(WHAT TO PRODUCE)
Can you transcribe every record below exactly as it appears?

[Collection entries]
━━━
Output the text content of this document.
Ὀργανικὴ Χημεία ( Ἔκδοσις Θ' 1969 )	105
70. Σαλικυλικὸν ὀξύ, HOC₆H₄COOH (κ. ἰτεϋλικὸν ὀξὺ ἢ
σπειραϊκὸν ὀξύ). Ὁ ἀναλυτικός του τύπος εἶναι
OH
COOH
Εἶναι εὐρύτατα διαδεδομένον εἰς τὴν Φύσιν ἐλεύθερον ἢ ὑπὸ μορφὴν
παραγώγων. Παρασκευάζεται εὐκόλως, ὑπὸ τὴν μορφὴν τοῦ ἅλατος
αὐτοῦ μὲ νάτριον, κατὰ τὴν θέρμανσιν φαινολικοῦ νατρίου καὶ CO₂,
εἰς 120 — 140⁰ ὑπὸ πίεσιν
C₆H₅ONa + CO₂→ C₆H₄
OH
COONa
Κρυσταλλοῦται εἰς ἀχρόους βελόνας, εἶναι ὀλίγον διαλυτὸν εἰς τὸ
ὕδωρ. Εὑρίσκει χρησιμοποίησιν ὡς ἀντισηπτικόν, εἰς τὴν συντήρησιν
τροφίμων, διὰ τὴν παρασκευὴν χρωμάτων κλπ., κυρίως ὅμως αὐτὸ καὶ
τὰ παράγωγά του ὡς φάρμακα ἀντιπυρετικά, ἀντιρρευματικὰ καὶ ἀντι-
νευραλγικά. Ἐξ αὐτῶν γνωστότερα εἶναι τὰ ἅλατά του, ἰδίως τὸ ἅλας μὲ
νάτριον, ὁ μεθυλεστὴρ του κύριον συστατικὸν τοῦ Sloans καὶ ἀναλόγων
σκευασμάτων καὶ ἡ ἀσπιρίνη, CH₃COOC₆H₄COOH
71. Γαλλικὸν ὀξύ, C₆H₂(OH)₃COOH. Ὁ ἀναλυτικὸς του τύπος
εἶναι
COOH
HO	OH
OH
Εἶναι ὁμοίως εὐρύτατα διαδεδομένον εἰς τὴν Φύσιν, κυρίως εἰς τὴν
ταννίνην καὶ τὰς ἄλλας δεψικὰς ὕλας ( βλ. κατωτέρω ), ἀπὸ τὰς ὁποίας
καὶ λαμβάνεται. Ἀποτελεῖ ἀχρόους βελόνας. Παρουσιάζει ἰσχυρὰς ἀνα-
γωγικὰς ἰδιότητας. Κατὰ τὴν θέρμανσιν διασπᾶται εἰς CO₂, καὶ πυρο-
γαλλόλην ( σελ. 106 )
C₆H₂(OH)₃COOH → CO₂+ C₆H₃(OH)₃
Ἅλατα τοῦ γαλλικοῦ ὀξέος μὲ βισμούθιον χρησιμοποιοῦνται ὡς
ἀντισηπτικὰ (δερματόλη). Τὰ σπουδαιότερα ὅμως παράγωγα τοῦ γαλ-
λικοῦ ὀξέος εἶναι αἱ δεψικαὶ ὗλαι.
━━━
(FULL RESPONSE)
Output the text content of this document.
Ὀργανικὴ Χημεία ( Ἔκδοσις Θ' 1969 )	105
70. Σαλικυλικὸν ὀξύ, HOC₆H₄COOH (κ. ἰτεϋλικὸν ὀξὺ ἢ
σπειραϊκὸν ὀξύ). Ὁ ἀναλυτικός του τύπος εἶναι
OH
COOH
Εἶναι εὐρύτατα διαδεδομένον εἰς τὴν Φύσιν ἐλεύθερον ἢ ὑπὸ μορφὴν
παραγώγων. Παρασκευάζεται εὐκόλως, ὑπὸ τὴν μορφὴν τοῦ ἅλατος
αὐτοῦ μὲ νάτριον, κατὰ τὴν θέρμανσιν φαινολικοῦ νατρίου καὶ CO₂,
εἰς 120 — 140⁰ ὑπὸ πίεσιν
C₆H₅ONa + CO₂→ C₆H₄
OH
COONa
Κρυσταλλοῦται εἰς ἀχρόους βελόνας, εἶναι ὀλίγον διαλυτὸν εἰς τὸ
ὕδωρ. Εὑρίσκει χρησιμοποίησιν ὡς ἀντισηπτικόν, εἰς τὴν συντήρησιν
τροφίμων, διὰ τὴν παρασκευὴν χρωμάτων κλπ., κυρίως ὅμως αὐτὸ καὶ
τὰ παράγωγά του ὡς φάρμακα ἀντιπυρετικά, ἀντιρρευματικὰ καὶ ἀντι-
νευραλγικά. Ἐξ αὐτῶν γνωστότερα εἶναι τὰ ἅλατά του, ἰδίως τὸ ἅλας μὲ
νάτριον, ὁ μεθυλεστὴρ του κύριον συστατικὸν τοῦ Sloans καὶ ἀναλόγων
σκευασμάτων καὶ ἡ ἀσπιρίνη, CH₃COOC₆H₄COOH
71. Γαλλικὸν ὀξύ, C₆H₂(OH)₃COOH. Ὁ ἀναλυτικὸς του τύπος
εἶναι
COOH
HO	OH
OH
Εἶναι ὁμοίως εὐρύτατα διαδεδομένον εἰς τὴν Φύσιν, κυρίως εἰς τὴν
ταννίνην καὶ τὰς ἄλλας δεψικὰς ὕλας ( βλ. κατωτέρω ), ἀπὸ τὰς ὁποίας
καὶ λαμβάνεται. Ἀποτελεῖ ἀχρόους βελόνας. Παρουσιάζει ἰσχυρὰς ἀνα-
γωγικὰς ἰδιότητας. Κατὰ τὴν θέρμανσιν διασπᾶται εἰς CO₂, καὶ πυρο-
γαλλόλην ( σελ. 106 )
C₆H₂(OH)₃COOH → CO₂+ C₆H₃(OH)₃
Ἅλατα τοῦ γαλλικοῦ ὀξέος μὲ βισμούθιον χρησιμοποιοῦνται ὡς
ἀντισηπτικὰ (δερματόλη). Τὰ σπουδαιότερα ὅμως παράγωγα τοῦ γαλ-
λικοῦ ὀξέος εἶναι αἱ δεψικαὶ ὗλαι.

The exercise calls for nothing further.